Data excerpts

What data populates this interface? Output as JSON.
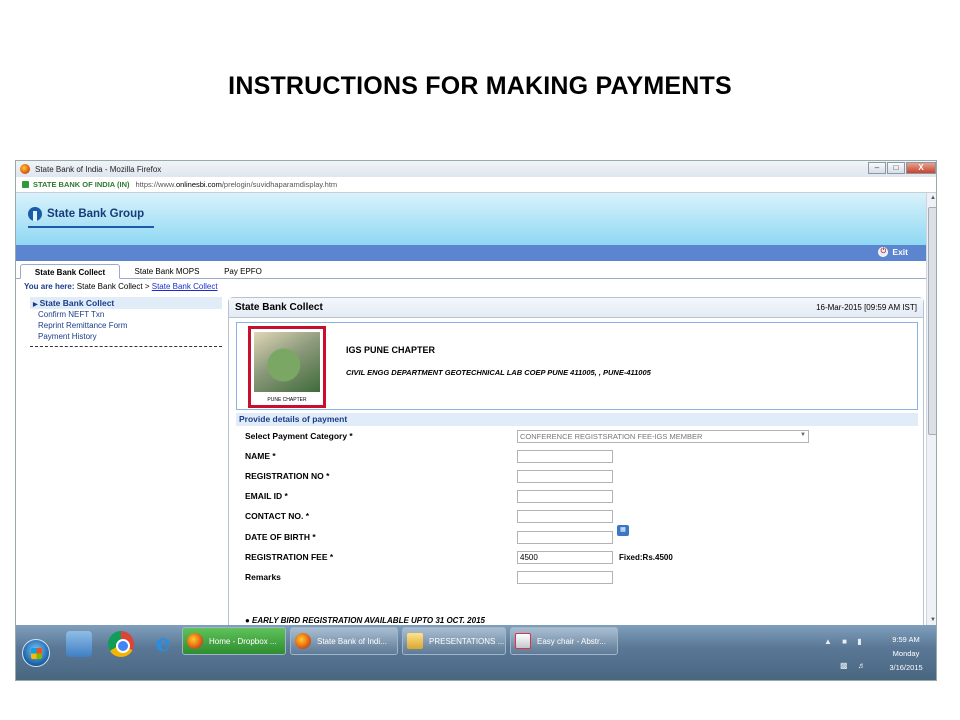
{
  "slide": {
    "title": "INSTRUCTIONS FOR MAKING PAYMENTS"
  },
  "browser": {
    "window_title": "State Bank of India - Mozilla Firefox",
    "site_identity": "STATE BANK OF INDIA (IN)",
    "url_prefix": "https://www.",
    "url_domain": "onlinesbi.com",
    "url_path": "/prelogin/suvidhaparamdisplay.htm",
    "window_buttons": {
      "minimize": "–",
      "maximize": "□",
      "close": "X"
    }
  },
  "page": {
    "brand": "State Bank Group",
    "exit_label": "Exit",
    "tabs": [
      {
        "label": "State Bank Collect",
        "active": true
      },
      {
        "label": "State Bank MOPS",
        "active": false
      },
      {
        "label": "Pay EPFO",
        "active": false
      }
    ],
    "breadcrumb": {
      "prefix": "You are here:",
      "parent": "State Bank Collect >",
      "current": "State Bank Collect"
    },
    "left_nav": {
      "heading": "State Bank Collect",
      "items": [
        "Confirm NEFT Txn",
        "Reprint Remittance Form",
        "Payment History"
      ]
    },
    "main": {
      "title": "State Bank Collect",
      "date": "16-Mar-2015 [09:59 AM IST]",
      "org_logo_caption": "PUNE CHAPTER",
      "org_name": "IGS PUNE CHAPTER",
      "org_address": "CIVIL ENGG DEPARTMENT GEOTECHNICAL LAB COEP PUNE 411005, , PUNE-411005",
      "section_heading": "Provide details of payment",
      "fields": {
        "category_label": "Select Payment Category *",
        "category_value": "CONFERENCE REGISTSRATION FEE-IGS MEMBER",
        "name_label": "NAME *",
        "name_value": "",
        "regno_label": "REGISTRATION NO *",
        "regno_value": "",
        "email_label": "EMAIL ID *",
        "email_value": "",
        "contact_label": "CONTACT NO. *",
        "contact_value": "",
        "dob_label": "DATE OF BIRTH *",
        "dob_value": "",
        "fee_label": "REGISTRATION FEE *",
        "fee_value": "4500",
        "fee_note": "Fixed:Rs.4500",
        "remarks_label": "Remarks",
        "remarks_value": ""
      },
      "note": "●  EARLY BIRD REGISTRATION AVAILABLE UPTO 31 OCT. 2015"
    }
  },
  "taskbar": {
    "tasks": [
      {
        "label": "Home - Dropbox ...",
        "icon": "firefox-icon",
        "active": true
      },
      {
        "label": "State Bank of Indi...",
        "icon": "firefox-icon",
        "active": false
      },
      {
        "label": "PRESENTATIONS ...",
        "icon": "folder-icon",
        "active": false
      },
      {
        "label": "Easy chair - Abstr...",
        "icon": "document-icon",
        "active": false
      }
    ],
    "clock": {
      "time": "9:59 AM",
      "day": "Monday",
      "date": "3/16/2015"
    }
  }
}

Requirement ▸ Where a line in the entries holds the word "Collect", copy that line.

Solution for this problem ▸
        "label": "State Bank Collect",
      "parent": "State Bank Collect >",
      "current": "State Bank Collect"
      "heading": "State Bank Collect",
      "title": "State Bank Collect",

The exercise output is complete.